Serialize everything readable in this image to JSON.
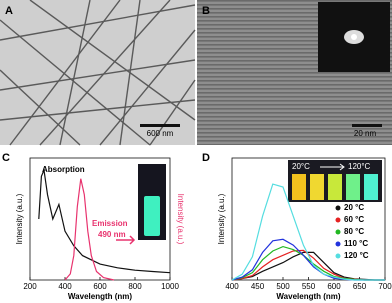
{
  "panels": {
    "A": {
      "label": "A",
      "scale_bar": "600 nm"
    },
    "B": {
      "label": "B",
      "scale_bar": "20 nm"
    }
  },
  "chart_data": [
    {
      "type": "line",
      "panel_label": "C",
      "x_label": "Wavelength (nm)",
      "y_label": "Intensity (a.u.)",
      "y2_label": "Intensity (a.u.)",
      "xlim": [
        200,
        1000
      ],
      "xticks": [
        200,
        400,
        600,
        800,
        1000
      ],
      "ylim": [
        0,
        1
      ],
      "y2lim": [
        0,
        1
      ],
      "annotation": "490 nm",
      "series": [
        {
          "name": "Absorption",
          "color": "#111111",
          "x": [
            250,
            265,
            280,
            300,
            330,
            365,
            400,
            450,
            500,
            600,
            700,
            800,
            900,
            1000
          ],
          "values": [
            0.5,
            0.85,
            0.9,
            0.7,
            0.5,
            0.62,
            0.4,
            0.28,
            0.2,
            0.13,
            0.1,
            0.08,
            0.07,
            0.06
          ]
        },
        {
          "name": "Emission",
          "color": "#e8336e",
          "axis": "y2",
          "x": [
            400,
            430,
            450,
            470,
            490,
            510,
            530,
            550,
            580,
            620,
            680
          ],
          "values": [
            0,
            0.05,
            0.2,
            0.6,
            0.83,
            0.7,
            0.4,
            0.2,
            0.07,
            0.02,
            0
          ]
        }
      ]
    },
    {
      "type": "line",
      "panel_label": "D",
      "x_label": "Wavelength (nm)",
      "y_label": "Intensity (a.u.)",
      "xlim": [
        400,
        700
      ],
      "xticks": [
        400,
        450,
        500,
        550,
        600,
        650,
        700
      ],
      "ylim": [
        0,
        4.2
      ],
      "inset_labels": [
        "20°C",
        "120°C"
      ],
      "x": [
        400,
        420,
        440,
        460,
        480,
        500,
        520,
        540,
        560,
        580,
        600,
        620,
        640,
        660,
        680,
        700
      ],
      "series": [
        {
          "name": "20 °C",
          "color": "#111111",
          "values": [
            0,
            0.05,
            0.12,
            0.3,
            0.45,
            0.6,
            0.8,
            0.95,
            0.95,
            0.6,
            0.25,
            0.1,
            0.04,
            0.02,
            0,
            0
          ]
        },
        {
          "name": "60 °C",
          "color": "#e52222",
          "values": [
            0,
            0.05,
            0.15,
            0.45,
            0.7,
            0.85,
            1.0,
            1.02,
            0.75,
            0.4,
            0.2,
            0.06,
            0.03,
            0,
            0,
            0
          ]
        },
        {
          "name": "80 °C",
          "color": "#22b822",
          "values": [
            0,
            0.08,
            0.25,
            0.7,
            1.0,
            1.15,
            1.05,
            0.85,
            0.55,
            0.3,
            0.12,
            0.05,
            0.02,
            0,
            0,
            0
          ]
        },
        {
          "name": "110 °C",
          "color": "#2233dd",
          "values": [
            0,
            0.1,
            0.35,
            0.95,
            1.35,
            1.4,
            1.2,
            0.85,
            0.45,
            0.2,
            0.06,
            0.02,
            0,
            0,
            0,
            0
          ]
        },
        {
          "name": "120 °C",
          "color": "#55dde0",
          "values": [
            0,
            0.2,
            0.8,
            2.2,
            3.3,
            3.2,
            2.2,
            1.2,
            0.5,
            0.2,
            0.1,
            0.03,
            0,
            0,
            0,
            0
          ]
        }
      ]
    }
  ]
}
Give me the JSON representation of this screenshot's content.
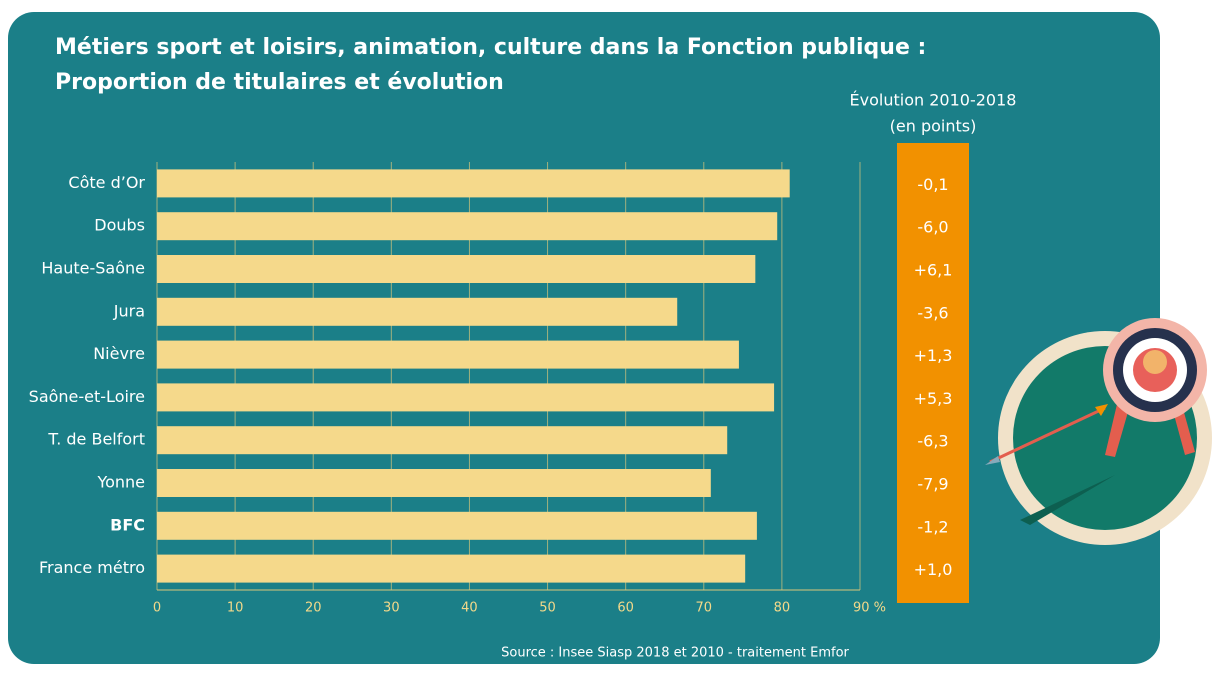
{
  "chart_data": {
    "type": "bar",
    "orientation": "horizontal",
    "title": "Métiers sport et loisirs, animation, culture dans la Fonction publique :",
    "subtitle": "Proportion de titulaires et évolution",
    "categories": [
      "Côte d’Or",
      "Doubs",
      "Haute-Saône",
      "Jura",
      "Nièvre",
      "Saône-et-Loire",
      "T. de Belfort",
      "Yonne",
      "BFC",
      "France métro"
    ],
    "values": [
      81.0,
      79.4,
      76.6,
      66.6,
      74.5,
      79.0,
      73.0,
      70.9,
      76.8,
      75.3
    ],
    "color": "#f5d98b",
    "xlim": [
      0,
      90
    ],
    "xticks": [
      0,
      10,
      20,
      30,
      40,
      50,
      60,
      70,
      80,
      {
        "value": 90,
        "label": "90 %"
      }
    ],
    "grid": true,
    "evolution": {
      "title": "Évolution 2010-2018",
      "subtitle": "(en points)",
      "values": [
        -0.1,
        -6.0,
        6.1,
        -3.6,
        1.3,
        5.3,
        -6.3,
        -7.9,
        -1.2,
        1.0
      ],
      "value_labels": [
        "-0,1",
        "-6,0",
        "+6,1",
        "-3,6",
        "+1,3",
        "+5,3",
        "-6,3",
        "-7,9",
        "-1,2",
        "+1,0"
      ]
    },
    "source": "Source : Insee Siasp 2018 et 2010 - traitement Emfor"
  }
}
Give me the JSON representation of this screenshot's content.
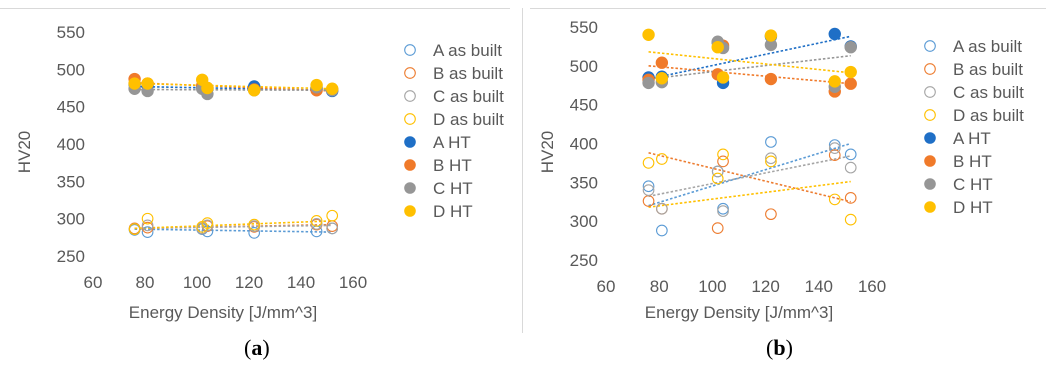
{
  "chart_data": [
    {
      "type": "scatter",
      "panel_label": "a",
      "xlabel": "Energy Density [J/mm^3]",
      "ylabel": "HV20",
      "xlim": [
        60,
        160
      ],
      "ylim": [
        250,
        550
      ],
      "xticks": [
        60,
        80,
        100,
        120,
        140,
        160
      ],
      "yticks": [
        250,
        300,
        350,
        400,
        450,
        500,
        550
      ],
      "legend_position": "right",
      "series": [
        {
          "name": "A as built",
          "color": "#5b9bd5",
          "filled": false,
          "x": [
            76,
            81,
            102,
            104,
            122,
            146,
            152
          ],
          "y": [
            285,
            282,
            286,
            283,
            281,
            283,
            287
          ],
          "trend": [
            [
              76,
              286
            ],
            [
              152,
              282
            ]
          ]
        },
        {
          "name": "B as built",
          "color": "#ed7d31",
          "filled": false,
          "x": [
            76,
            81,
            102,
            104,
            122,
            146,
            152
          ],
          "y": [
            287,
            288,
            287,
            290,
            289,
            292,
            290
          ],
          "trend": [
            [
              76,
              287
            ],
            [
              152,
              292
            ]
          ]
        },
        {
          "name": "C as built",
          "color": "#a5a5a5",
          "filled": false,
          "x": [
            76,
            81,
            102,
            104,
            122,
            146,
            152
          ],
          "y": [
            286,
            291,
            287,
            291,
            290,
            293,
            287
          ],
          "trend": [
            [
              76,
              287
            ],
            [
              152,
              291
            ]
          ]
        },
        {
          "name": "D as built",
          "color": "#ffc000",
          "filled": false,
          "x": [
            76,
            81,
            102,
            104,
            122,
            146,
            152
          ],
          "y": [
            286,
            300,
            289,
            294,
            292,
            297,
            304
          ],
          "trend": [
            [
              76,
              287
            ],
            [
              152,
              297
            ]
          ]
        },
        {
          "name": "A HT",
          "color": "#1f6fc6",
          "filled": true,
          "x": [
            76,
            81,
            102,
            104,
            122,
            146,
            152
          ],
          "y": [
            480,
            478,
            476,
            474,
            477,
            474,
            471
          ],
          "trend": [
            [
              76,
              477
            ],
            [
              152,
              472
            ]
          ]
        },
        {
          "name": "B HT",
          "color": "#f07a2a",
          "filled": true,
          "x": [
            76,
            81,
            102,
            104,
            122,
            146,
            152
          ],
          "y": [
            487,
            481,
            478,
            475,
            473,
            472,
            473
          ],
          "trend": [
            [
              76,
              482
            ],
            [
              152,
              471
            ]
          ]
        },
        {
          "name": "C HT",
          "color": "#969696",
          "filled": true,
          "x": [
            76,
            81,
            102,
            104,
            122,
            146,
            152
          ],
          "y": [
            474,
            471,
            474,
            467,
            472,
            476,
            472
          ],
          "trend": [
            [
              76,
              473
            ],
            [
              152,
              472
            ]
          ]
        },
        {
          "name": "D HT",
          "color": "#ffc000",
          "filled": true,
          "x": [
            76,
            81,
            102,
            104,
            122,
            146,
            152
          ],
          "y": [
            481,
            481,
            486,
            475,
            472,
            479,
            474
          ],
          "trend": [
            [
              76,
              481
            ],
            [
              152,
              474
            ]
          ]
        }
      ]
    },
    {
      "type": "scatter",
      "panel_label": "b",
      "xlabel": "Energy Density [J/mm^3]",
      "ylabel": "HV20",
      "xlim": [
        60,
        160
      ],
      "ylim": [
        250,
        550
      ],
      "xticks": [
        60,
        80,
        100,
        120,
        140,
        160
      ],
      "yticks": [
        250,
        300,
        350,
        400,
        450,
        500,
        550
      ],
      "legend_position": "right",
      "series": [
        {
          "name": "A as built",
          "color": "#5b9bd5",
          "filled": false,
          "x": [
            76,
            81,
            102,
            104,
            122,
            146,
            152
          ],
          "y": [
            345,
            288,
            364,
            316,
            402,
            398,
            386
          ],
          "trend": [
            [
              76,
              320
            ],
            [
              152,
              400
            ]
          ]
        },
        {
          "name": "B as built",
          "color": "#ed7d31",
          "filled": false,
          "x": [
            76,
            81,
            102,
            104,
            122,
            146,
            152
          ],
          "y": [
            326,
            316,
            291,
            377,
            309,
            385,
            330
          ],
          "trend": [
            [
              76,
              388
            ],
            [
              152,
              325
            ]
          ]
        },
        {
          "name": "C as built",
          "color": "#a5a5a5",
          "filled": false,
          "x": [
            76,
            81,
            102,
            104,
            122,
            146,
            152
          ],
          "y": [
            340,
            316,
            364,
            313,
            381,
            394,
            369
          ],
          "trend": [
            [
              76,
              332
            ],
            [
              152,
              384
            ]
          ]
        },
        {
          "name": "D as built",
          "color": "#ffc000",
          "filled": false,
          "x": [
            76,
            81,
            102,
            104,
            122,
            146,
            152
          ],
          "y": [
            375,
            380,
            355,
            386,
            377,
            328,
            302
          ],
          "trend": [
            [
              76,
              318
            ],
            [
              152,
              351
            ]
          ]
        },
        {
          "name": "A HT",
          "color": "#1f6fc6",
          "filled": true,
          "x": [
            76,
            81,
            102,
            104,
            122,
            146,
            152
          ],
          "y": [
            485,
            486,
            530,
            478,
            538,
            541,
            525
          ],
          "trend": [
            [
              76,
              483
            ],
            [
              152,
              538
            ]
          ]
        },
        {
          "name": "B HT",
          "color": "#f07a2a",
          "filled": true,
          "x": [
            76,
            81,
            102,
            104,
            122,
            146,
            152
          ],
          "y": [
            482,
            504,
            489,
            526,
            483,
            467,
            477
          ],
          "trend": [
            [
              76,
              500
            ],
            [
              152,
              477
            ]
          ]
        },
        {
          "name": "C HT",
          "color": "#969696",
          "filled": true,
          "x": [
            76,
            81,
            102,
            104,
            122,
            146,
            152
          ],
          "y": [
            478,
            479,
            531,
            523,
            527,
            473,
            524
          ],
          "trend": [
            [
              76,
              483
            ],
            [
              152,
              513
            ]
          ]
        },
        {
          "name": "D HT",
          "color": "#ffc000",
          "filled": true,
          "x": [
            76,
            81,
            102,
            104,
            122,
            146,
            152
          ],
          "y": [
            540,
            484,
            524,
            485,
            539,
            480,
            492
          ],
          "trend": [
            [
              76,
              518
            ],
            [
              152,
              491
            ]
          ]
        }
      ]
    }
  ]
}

• **GOAL OF THE EXERCISE**: Gather all lines from the listing above in which "subtitle" occurs.

• **WORKED ANSWER**:
    "subtitle": "Proportion de titulaires et évolution",
      "subtitle": "(en points)",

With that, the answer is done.